• **CONSIGNE**:
Recopiez mot pour mot le passage du texte sur l'aide aux victimes de la traite humaine, depuis « A notre première » jusqu'à « adolescents. Des fourgons. » inclus.

• **TEXTE DE LA PAGE**:
Alors que je débutais dans l’aide aux victimes de la traite humaine, j’avais de nombreuses croyances et à priori qui m’habitaient, notamment :

Ces femmes avaient cherché cette vie d’une façon ou d’une autre. Soit par un choix naïf, soit pour gagner de l’argent vite fait, soit par…je ne sais pas, j’avoue que je ne réfléchissais pas trop à quelles avaient pu être leurs motivations.

Ce que j’ai découvert a balayé ces idées, qui sont pourtant encore tellement répandues !

A notre première sortie, nous avons été frappés par le monde qui gravite autour de ces femmes, hommes ou transsexuel : des clients, de toutes sortes. Des réfugiés, en mal d’activité ou simplement logeant dans le quartier. Des sous-loueurs de chambre, juste pour une passe. Des gérants de salon. Des personnes de tous les continents, ou presque. Des drogués. Des dealers. Des « petits copains », un terme passe-partout pour parler des loverboys. Des grosses bagnoles. Des petits « coucous ». La police. En uniforme ou non. Des hommes qui font la garde : proxénètes ou voyeurs. Des adolescents. Des fourgons.

Et nous sommes allés directement vers les transsexuels. Un choc. Des traits masculins, le menton carré ou picoté de poils, leurs grosses mains trahissant leur identité sexuelle originelle, en mal d’amour, de vrai amour. Nous avons eu des conversations personnelles dès la première fois. Enfin quelqu’un qui vient les voir, s’intéresse à eux, les considère ! Je crois que je ne pourrais jamais oublier leurs sourires et leurs regards brillants. Je les vois encore.

• **ENTRÉES FOURNIES**:

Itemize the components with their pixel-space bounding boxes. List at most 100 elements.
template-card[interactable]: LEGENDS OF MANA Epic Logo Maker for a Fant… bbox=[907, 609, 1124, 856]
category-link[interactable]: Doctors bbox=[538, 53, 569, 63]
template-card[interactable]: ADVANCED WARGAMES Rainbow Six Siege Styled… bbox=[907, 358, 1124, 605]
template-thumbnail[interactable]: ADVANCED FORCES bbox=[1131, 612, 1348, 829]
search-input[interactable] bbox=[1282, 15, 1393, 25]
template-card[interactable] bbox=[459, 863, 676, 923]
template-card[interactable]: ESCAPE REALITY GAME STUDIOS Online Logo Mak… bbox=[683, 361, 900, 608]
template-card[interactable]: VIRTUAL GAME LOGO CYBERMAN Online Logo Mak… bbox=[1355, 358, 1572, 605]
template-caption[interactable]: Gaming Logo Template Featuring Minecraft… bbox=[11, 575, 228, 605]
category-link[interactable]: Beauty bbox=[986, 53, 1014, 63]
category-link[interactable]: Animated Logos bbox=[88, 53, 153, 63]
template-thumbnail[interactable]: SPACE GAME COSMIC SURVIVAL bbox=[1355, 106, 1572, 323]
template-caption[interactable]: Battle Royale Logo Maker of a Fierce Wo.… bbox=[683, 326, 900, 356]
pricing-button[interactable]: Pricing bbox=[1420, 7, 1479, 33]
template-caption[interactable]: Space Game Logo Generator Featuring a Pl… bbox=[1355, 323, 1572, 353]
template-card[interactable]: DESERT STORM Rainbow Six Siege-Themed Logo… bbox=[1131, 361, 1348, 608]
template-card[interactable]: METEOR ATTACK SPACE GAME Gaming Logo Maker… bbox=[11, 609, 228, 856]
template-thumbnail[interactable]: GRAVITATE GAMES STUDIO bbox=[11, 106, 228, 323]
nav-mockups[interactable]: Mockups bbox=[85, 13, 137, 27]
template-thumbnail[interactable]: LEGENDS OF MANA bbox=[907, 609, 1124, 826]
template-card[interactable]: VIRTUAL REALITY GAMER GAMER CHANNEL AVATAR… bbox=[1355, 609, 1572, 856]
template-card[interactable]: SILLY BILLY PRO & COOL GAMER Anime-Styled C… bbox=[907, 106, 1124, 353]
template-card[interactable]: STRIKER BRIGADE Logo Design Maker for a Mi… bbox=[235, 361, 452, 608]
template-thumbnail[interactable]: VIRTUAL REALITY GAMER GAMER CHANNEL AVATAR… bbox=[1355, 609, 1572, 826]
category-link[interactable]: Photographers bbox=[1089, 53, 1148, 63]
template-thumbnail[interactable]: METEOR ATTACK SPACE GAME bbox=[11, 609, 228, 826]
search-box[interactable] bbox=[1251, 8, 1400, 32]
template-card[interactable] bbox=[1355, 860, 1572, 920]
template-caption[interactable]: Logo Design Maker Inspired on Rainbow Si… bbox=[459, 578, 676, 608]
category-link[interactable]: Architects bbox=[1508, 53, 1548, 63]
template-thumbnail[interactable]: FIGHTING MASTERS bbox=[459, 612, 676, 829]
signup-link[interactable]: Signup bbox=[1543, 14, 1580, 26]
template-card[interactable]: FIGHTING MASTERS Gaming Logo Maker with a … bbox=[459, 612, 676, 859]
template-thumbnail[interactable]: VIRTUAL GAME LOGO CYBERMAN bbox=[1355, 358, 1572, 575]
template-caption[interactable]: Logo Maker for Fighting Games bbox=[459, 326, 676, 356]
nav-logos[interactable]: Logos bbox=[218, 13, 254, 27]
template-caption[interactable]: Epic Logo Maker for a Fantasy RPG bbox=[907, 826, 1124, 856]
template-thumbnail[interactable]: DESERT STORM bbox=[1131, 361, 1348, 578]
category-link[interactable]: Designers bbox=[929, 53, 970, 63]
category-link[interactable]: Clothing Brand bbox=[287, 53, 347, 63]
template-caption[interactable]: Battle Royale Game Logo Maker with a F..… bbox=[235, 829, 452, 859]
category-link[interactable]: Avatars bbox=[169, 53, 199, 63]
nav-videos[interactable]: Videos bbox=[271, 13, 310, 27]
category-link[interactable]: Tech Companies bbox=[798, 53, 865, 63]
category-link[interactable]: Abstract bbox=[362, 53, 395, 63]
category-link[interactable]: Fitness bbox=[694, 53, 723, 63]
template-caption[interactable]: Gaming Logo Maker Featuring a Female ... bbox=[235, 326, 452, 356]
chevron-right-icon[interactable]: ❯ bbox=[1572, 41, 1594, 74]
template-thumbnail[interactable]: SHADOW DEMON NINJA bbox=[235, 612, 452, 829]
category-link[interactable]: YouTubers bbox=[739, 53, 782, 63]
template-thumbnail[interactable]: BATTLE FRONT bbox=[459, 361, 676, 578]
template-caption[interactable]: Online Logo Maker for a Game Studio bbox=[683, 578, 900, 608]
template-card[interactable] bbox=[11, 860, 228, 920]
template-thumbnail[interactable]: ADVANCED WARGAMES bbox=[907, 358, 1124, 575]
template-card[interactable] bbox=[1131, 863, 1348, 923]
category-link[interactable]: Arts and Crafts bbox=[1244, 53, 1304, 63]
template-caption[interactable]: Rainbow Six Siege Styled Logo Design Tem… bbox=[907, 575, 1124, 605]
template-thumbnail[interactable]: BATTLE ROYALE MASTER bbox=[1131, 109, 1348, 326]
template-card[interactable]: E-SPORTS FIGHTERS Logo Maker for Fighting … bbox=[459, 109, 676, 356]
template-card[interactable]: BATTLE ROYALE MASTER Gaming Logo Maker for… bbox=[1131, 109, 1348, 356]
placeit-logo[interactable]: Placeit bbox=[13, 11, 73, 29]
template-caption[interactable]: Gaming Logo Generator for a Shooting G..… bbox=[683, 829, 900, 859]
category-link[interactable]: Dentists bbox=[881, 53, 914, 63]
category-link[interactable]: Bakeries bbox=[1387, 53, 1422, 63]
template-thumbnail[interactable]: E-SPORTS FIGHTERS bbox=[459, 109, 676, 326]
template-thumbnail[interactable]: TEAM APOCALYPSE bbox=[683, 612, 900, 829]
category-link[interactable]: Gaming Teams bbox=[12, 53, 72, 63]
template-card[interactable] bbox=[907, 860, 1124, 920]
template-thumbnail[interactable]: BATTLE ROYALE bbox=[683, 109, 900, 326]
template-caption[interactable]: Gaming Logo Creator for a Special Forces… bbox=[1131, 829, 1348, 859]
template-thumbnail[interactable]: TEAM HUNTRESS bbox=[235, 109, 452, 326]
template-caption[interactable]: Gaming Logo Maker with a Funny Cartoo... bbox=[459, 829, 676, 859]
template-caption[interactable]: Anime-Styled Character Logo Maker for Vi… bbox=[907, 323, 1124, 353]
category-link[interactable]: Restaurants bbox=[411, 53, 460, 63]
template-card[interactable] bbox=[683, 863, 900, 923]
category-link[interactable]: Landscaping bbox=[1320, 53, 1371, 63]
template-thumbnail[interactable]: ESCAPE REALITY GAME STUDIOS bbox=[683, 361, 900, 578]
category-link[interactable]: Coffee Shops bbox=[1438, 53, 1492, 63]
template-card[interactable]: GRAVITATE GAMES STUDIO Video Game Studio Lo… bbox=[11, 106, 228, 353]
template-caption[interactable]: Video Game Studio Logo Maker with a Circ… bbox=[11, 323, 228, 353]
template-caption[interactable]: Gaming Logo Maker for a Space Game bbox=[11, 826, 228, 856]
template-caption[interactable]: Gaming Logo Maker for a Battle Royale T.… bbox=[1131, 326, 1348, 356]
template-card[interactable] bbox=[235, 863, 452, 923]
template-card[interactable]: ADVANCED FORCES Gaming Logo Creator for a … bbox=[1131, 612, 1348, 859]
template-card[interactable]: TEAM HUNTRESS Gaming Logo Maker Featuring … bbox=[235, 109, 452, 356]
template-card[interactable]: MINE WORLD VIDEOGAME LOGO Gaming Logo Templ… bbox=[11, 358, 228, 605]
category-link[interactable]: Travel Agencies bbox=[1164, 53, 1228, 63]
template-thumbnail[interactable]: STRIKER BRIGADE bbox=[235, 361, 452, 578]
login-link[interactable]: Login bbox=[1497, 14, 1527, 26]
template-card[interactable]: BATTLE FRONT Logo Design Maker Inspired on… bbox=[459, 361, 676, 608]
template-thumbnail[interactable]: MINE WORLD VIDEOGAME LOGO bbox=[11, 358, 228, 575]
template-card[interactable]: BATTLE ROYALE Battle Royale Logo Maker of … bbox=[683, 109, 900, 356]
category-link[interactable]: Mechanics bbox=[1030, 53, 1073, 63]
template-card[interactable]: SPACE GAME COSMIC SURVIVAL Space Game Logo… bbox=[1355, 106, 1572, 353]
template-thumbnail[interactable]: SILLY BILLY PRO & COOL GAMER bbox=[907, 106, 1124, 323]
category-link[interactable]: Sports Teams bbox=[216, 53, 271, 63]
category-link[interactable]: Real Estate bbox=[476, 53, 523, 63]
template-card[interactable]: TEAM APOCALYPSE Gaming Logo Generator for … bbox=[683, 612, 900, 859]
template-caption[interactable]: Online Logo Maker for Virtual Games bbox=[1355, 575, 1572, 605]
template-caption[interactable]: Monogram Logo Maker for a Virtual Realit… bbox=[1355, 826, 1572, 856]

• **RÉPONSE ATTENDUE**:
A notre première sortie, nous avons été frappés par le monde qui gravite autour de ces femmes, hommes ou transsexuel : des clients, de toutes sortes. Des réfugiés, en mal d’activité ou simplement logeant dans le quartier. Des sous-loueurs de chambre, juste pour une passe. Des gérants de salon. Des personnes de tous les continents, ou presque. Des drogués. Des dealers. Des « petits copains », un terme passe-partout pour parler des loverboys. Des grosses bagnoles. Des petits « coucous ». La police. En uniforme ou non. Des hommes qui font la garde : proxénètes ou voyeurs. Des adolescents. Des fourgons.